Dataset items
- - - - -

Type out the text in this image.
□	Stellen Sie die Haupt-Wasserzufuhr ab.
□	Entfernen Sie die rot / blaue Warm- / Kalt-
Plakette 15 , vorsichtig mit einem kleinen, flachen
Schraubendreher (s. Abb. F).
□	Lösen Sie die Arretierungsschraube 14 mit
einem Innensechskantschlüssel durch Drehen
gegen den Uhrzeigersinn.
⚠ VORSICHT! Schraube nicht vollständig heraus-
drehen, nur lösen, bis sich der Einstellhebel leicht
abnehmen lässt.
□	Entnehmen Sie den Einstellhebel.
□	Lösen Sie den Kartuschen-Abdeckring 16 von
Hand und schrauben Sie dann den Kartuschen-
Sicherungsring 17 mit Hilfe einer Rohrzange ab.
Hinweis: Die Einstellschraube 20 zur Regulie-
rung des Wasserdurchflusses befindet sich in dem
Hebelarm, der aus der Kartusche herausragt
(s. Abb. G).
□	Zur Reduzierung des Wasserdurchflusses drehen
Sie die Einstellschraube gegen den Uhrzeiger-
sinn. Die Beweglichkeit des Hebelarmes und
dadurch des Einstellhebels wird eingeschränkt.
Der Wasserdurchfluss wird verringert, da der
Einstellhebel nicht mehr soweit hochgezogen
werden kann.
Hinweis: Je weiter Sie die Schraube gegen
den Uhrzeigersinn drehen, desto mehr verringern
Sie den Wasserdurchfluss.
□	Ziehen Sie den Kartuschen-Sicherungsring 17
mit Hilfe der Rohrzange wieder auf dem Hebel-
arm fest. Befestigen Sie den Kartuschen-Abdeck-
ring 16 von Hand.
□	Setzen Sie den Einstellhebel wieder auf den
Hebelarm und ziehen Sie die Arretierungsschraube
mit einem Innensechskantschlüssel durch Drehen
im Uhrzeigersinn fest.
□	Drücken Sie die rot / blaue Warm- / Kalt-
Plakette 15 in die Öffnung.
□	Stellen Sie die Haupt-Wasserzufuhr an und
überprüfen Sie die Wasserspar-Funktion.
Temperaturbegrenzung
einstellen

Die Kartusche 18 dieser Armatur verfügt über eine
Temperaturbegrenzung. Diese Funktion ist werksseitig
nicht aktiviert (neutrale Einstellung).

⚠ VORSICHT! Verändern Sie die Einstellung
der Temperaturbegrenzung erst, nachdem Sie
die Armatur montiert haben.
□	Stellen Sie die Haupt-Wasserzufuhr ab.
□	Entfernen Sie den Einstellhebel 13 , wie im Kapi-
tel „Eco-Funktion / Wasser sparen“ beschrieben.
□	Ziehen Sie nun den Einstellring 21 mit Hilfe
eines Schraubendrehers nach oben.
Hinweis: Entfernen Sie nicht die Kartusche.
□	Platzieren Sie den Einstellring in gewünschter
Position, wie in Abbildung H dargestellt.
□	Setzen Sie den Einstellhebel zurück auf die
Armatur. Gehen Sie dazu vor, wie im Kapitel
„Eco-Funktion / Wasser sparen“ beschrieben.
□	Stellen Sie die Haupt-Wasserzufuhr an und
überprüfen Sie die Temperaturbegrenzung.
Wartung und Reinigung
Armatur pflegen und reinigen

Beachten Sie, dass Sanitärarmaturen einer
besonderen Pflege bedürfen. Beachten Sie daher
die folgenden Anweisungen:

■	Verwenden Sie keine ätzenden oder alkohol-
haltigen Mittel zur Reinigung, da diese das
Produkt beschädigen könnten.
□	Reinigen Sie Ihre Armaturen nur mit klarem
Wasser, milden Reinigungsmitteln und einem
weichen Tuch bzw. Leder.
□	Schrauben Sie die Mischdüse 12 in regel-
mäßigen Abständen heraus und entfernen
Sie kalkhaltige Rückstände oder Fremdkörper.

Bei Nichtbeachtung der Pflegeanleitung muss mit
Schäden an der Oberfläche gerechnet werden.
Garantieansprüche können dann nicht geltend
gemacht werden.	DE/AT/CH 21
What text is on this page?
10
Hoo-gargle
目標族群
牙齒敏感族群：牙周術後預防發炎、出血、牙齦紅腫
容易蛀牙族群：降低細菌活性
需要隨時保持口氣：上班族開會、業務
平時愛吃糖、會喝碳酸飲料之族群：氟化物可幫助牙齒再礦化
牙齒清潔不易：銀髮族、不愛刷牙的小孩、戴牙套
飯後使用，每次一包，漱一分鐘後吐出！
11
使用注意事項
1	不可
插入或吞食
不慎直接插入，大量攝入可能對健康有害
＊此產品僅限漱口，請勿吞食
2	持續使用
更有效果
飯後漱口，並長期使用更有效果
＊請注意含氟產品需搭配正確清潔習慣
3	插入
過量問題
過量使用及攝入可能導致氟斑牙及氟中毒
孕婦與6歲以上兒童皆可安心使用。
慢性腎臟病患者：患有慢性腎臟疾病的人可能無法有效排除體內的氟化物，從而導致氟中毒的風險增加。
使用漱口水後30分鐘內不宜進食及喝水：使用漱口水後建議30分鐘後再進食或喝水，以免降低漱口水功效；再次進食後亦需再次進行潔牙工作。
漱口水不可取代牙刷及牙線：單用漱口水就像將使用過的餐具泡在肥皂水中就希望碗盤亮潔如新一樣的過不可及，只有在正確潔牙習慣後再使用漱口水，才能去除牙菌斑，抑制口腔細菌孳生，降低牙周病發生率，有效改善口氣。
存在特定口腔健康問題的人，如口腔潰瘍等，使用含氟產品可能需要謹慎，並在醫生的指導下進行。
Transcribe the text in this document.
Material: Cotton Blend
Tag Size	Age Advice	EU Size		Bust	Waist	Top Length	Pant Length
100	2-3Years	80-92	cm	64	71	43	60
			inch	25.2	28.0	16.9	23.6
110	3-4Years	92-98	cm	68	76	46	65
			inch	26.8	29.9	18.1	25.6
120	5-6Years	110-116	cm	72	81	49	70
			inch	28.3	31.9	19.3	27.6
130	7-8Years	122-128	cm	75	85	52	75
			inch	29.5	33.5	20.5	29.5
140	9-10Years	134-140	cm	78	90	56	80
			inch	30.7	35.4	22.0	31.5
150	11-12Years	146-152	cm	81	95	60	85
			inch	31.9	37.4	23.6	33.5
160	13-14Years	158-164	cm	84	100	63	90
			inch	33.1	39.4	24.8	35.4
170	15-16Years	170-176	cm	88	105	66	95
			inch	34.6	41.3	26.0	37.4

- - - - -

_GIVEN PROBLEM_: Where a line above contains the word "Warm", copy that line.

_SOLUTION TO THIS PROBLEM_:
□	Entfernen Sie die rot / blaue Warm- / Kalt-
□	Drücken Sie die rot / blaue Warm- / Kalt-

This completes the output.